__Dataset__:
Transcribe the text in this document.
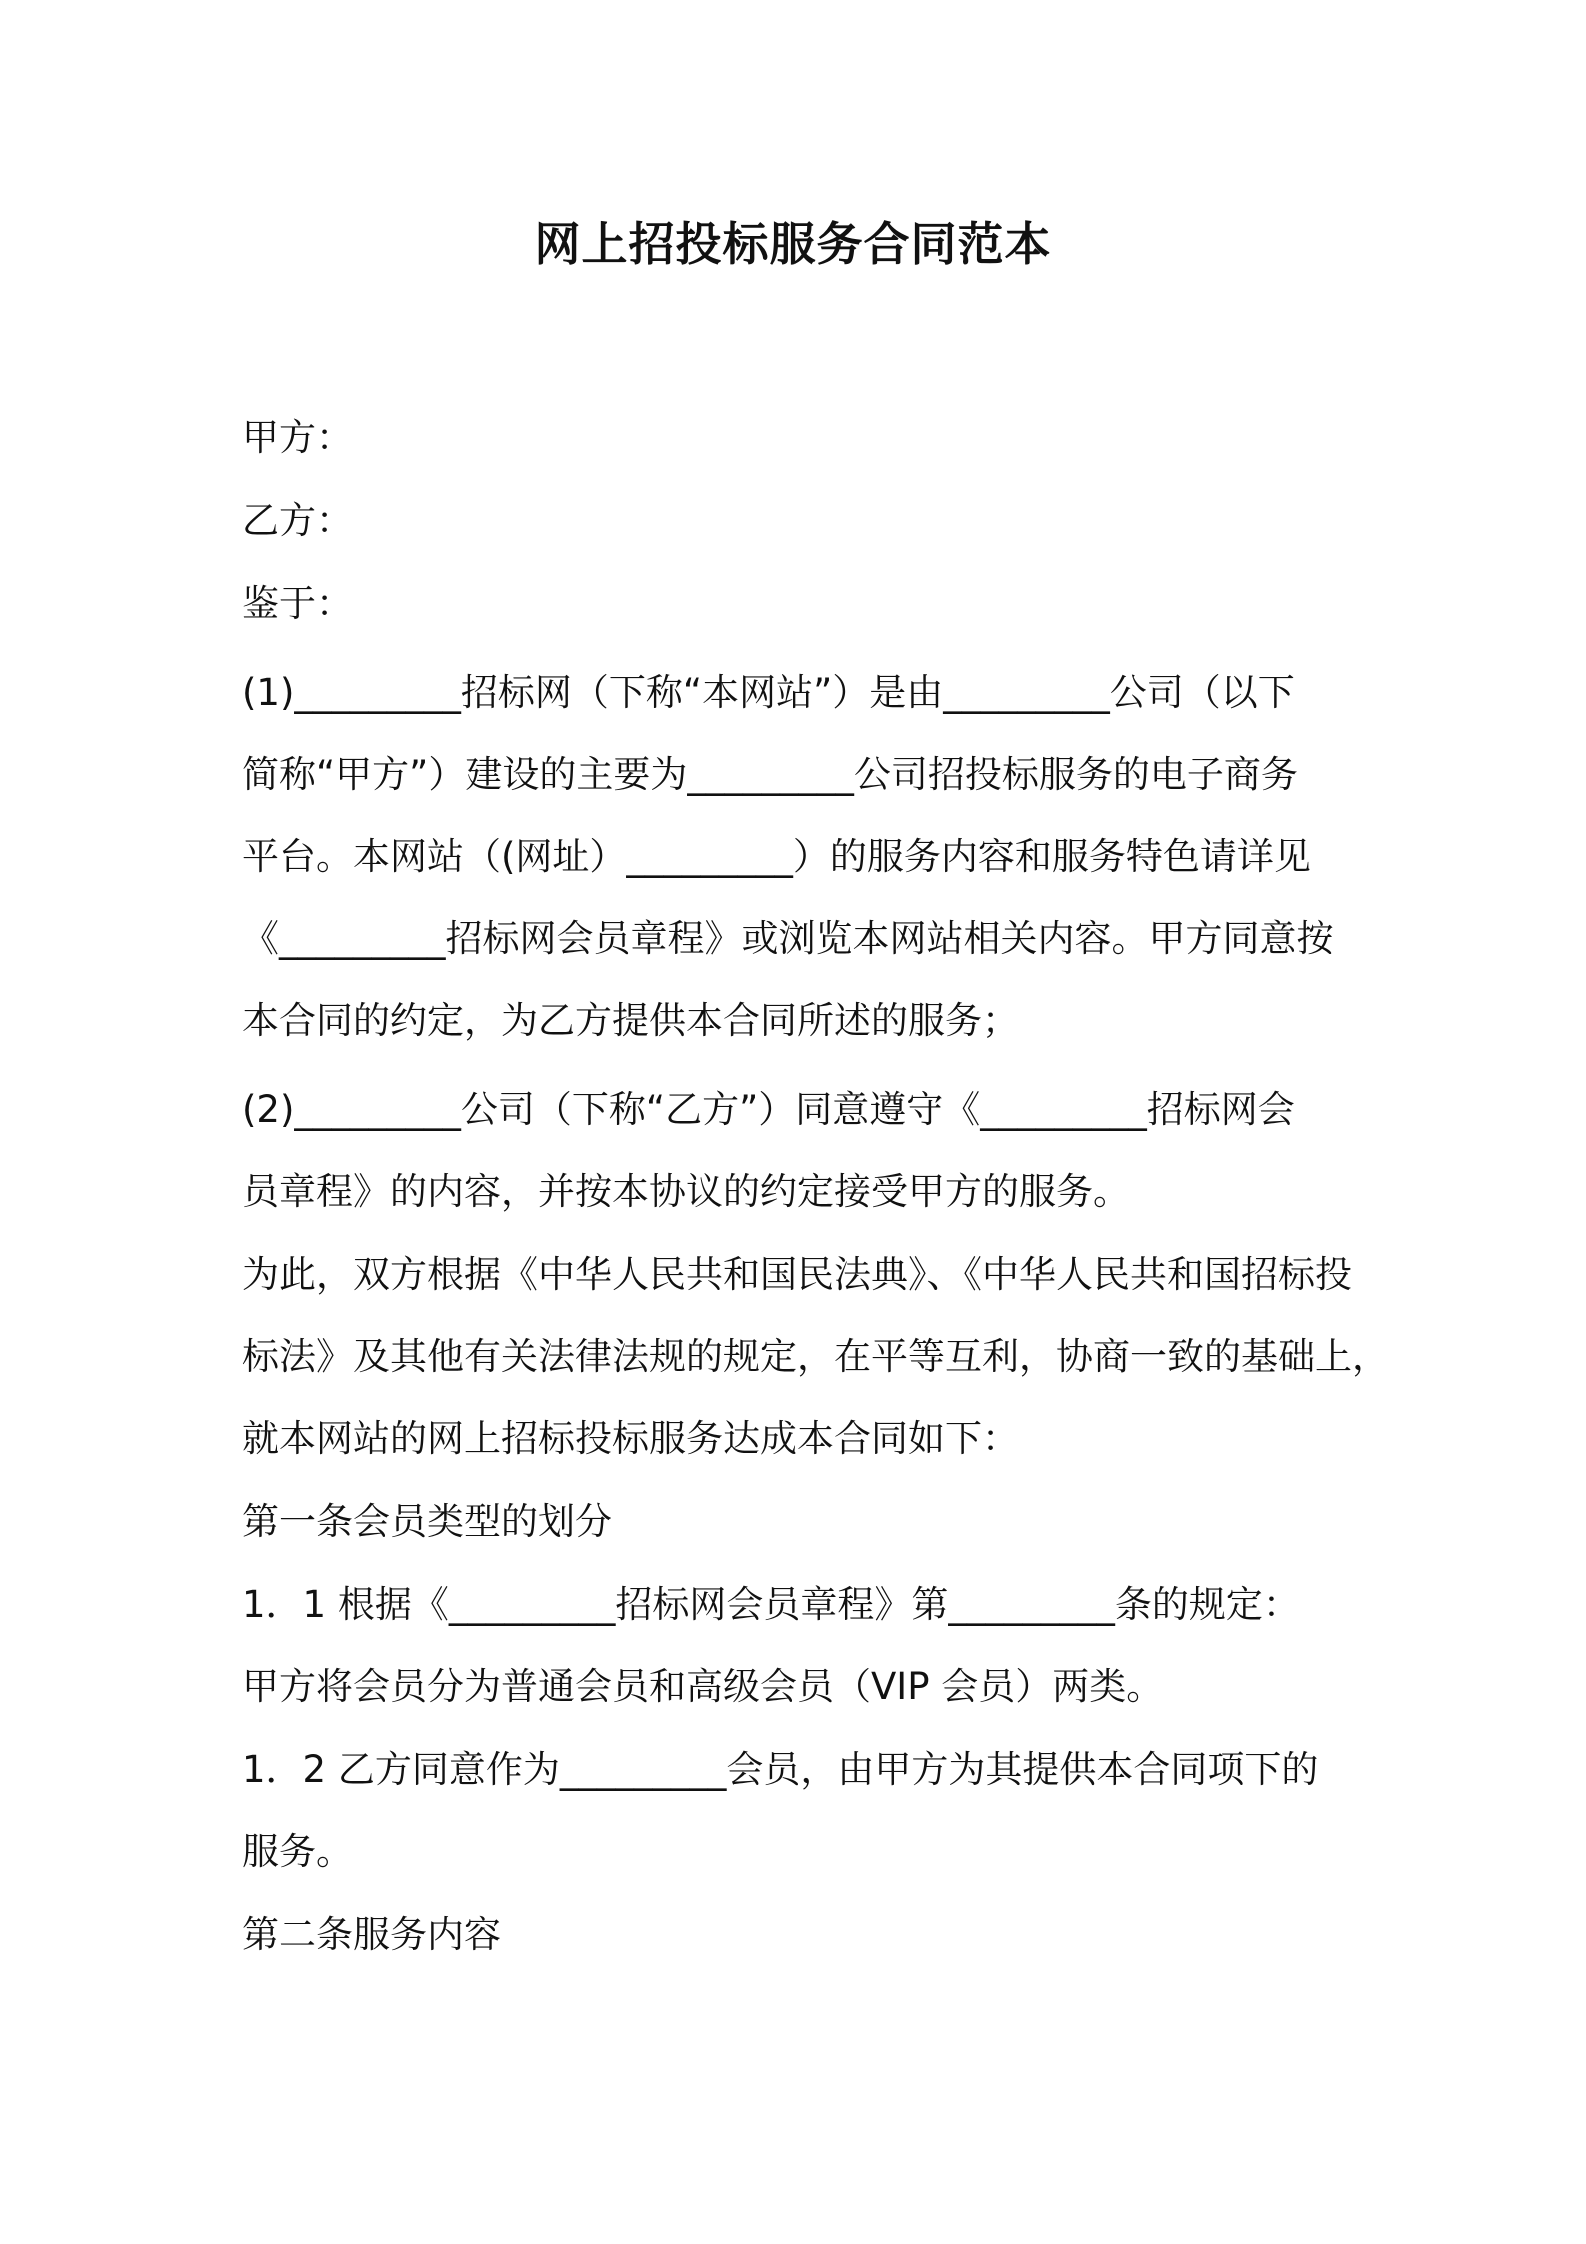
网上招投标服务合同范本
甲方：
乙方：
鉴于：
(1)_________招标网（下称“本网站”）是由_________公司（以下
简称“甲方”）建设的主要为_________公司招投标服务的电子商务
平台。本网站（(网址）_________）的服务内容和服务特色请详见
《_________招标网会员章程》或浏览本网站相关内容。甲方同意按
本合同的约定，为乙方提供本合同所述的服务；
(2)_________公司（下称“乙方”）同意遵守《_________招标网会
员章程》的内容，并按本协议的约定接受甲方的服务。
为此，双方根据《中华人民共和国民法典》、《中华人民共和国招标投
标法》及其他有关法律法规的规定，在平等互利，协商一致的基础上，
就本网站的网上招标投标服务达成本合同如下：
第一条会员类型的划分
1．1 根据《_________招标网会员章程》第_________条的规定：
甲方将会员分为普通会员和高级会员（VIP 会员）两类。
1．2 乙方同意作为_________会员，由甲方为其提供本合同项下的
服务。
第二条服务内容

__Exercise description__:
Copy the entries above faithfully and omit every image.

__Response__:
Transcribe the text in this document.
网上招投标服务合同范本
甲方：
乙方：
鉴于：
(1)_________招标网（下称“本网站”）是由_________公司（以下
简称“甲方”）建设的主要为_________公司招投标服务的电子商务
平台。本网站（(网址）_________）的服务内容和服务特色请详见
《_________招标网会员章程》或浏览本网站相关内容。甲方同意按
本合同的约定，为乙方提供本合同所述的服务；
(2)_________公司（下称“乙方”）同意遵守《_________招标网会
员章程》的内容，并按本协议的约定接受甲方的服务。
为此，双方根据《中华人民共和国民法典》、《中华人民共和国招标投
标法》及其他有关法律法规的规定，在平等互利，协商一致的基础上，
就本网站的网上招标投标服务达成本合同如下：
第一条会员类型的划分
1．1 根据《_________招标网会员章程》第_________条的规定：
甲方将会员分为普通会员和高级会员（VIP 会员）两类。
1．2 乙方同意作为_________会员，由甲方为其提供本合同项下的
服务。
第二条服务内容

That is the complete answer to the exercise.